*INFORMATION GIVEN:*
^^^^^^^^^^^^^^^^
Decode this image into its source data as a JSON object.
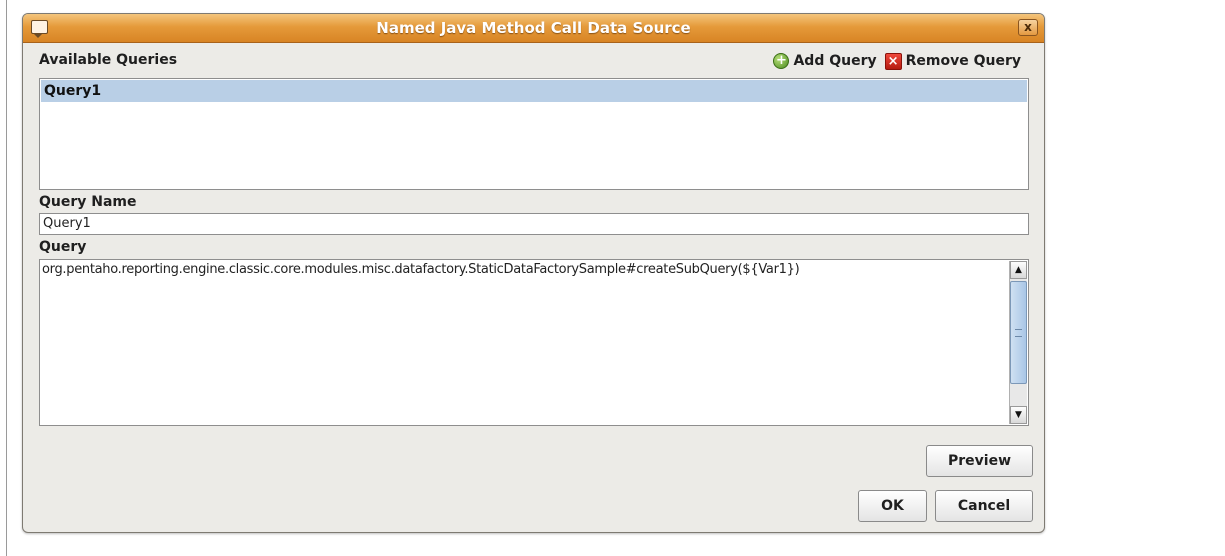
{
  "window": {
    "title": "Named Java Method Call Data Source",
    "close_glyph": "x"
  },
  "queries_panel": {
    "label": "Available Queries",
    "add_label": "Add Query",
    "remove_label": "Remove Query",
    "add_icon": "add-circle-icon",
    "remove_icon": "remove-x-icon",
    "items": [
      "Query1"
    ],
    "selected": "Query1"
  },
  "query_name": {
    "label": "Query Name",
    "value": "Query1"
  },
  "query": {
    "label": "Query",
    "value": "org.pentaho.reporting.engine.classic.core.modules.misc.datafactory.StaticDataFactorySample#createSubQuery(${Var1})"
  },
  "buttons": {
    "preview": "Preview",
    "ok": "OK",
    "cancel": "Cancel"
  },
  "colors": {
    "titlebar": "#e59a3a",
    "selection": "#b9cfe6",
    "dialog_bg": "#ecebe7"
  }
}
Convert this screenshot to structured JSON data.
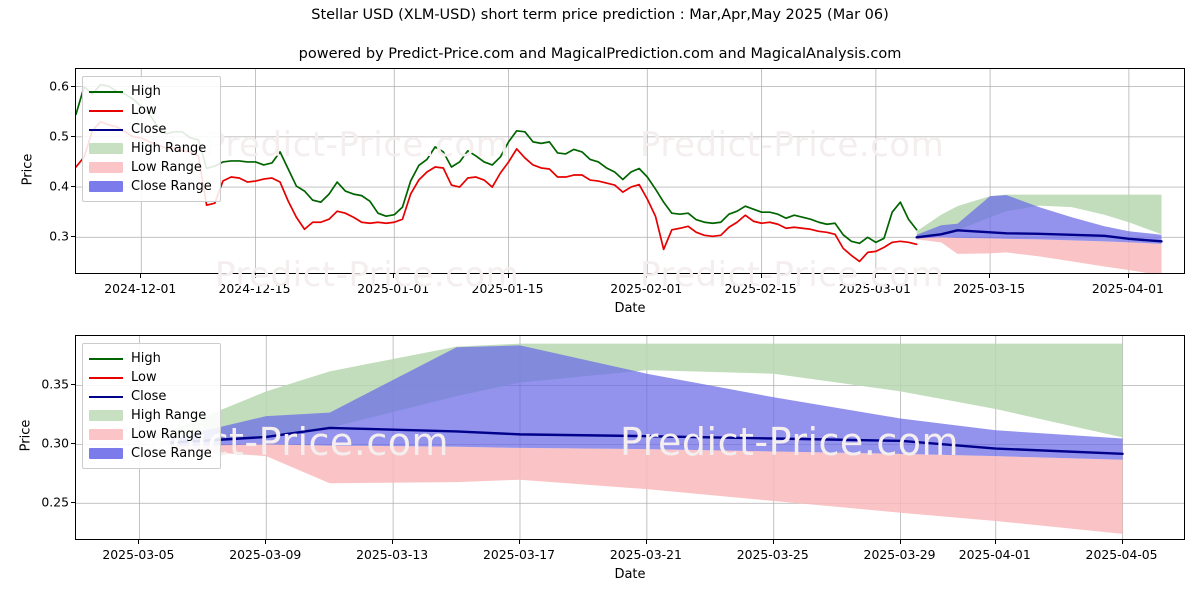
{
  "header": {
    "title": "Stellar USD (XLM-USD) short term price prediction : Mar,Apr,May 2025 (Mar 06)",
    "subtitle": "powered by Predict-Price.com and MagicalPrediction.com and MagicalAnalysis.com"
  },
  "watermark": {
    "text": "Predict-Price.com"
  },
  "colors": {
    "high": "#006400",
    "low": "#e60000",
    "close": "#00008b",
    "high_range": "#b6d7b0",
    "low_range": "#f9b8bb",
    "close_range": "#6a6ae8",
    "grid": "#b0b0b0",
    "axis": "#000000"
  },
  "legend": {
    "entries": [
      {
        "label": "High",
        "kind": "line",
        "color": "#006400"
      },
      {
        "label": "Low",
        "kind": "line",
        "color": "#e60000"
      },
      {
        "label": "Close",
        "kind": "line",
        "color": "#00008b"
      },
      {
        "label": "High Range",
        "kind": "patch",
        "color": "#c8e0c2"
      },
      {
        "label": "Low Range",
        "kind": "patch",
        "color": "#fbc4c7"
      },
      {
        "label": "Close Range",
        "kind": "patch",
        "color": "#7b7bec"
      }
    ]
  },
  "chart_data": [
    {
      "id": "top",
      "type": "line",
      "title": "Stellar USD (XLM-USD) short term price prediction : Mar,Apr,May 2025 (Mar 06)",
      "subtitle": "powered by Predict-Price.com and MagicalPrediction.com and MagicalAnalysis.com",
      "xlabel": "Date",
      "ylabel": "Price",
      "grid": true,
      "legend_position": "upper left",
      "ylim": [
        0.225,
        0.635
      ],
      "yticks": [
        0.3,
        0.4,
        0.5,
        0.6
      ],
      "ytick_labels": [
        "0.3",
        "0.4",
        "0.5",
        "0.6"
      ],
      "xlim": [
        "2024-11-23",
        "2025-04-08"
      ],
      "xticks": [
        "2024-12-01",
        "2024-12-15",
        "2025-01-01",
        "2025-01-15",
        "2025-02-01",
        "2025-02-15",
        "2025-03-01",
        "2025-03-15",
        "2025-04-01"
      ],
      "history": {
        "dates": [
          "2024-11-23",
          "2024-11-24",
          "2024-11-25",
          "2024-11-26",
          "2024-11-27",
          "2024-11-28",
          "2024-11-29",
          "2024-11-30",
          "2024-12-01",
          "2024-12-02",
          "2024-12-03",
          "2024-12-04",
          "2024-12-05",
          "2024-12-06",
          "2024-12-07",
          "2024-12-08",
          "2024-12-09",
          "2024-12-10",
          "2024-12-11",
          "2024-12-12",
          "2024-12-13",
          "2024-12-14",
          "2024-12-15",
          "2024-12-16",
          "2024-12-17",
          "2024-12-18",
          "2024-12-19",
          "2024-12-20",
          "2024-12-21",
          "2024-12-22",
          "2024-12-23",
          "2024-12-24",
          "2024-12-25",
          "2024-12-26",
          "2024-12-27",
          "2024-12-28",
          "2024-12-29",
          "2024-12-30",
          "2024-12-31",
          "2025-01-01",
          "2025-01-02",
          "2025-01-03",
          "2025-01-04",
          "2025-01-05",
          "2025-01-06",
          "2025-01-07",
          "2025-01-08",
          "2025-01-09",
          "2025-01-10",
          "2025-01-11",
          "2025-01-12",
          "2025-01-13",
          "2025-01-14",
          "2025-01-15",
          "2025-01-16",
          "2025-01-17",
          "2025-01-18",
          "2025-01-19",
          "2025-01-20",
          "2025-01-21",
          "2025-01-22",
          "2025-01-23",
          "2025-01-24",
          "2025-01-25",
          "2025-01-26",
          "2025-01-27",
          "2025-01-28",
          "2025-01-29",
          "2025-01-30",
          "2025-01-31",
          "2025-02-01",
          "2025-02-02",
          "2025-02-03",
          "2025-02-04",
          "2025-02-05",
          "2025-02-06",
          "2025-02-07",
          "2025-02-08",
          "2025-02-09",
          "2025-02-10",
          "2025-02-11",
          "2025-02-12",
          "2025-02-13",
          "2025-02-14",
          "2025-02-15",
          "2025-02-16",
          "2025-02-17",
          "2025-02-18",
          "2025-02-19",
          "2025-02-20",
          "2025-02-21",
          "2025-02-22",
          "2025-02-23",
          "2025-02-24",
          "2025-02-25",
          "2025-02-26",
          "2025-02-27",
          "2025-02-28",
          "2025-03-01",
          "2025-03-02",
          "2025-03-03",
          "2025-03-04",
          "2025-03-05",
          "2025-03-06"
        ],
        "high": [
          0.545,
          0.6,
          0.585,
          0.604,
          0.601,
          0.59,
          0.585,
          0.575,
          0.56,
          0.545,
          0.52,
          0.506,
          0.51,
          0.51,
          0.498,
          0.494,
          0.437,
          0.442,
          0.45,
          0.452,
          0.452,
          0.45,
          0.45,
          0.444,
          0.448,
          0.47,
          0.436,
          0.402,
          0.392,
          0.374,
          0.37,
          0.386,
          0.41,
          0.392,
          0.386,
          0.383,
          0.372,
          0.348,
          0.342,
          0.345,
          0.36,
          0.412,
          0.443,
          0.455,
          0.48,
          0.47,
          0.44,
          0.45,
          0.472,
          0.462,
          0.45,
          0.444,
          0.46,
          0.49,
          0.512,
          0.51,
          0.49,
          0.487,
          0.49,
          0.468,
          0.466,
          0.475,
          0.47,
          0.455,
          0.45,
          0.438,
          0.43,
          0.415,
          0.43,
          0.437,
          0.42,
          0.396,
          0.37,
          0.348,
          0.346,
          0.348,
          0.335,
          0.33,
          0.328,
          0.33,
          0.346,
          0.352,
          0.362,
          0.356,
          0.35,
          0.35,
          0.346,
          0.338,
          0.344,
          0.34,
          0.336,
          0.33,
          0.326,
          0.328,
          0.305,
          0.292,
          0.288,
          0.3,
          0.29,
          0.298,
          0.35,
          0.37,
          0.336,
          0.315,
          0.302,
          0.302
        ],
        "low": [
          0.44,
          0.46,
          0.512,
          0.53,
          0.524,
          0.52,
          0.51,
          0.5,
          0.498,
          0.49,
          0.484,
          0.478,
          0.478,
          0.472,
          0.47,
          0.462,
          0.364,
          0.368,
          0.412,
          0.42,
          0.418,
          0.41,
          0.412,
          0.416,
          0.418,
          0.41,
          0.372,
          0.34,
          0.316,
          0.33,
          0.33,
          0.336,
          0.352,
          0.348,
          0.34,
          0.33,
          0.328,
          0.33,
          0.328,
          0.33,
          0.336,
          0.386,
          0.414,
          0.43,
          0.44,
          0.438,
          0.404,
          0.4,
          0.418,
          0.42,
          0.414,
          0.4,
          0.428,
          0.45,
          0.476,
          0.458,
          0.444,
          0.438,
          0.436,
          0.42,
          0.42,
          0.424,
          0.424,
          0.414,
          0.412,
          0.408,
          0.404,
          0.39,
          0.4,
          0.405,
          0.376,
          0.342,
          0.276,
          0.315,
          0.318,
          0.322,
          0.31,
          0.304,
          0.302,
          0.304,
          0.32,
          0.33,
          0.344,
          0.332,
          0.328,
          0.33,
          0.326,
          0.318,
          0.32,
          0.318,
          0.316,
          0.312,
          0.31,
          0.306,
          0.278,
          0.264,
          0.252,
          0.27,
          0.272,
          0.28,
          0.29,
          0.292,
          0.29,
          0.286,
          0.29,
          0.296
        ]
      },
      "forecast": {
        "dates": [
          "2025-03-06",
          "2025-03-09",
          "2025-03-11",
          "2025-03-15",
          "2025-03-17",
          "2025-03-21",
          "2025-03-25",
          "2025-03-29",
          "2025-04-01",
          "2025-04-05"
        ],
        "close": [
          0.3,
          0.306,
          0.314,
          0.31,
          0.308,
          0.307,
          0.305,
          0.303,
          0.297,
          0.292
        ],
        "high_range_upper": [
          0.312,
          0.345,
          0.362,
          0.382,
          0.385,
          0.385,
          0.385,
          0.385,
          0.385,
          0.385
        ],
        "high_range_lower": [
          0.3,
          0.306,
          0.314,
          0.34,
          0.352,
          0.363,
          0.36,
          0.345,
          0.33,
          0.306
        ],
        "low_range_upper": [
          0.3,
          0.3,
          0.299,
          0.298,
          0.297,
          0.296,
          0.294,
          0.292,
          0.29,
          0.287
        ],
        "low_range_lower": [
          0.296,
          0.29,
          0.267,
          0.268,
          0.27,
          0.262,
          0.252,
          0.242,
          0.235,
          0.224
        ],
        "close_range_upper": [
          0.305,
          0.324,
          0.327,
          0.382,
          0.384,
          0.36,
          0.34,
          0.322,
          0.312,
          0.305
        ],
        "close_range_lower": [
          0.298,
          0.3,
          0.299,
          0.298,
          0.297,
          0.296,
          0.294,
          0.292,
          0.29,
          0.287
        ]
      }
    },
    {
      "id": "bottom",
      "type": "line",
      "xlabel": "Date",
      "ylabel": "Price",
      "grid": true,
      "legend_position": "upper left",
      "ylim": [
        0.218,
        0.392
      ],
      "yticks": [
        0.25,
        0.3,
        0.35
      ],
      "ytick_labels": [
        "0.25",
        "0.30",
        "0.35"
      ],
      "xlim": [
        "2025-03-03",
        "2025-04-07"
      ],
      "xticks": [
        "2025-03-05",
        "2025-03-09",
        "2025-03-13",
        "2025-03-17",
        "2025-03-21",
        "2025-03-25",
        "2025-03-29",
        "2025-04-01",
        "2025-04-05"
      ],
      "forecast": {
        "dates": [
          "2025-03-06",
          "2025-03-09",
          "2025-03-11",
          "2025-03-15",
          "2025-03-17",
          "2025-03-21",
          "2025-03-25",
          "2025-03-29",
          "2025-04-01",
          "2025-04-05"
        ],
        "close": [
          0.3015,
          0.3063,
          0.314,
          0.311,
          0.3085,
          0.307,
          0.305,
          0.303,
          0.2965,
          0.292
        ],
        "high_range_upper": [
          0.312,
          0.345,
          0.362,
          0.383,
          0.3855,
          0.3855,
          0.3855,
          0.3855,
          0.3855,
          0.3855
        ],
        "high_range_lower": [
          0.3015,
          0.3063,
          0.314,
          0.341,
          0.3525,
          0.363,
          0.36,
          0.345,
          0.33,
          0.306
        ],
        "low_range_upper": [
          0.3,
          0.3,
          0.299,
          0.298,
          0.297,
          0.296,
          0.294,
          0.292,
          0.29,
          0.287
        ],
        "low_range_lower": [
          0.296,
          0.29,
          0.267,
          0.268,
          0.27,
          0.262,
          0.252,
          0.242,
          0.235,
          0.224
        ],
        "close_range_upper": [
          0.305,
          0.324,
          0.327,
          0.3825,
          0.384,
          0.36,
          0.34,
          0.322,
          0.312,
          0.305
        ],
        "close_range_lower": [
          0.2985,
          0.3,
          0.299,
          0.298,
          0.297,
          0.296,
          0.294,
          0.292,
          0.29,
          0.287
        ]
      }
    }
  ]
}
^^^^^^^^^^^^^^^^
*WHAT THE EXERCISE ASKS:* Show, from the listing above, each line that contains the word "JSON".

*FULL RESPONSE:*
Decode this image into its source data as a JSON object.
Convert this screenshot to structured JSON data.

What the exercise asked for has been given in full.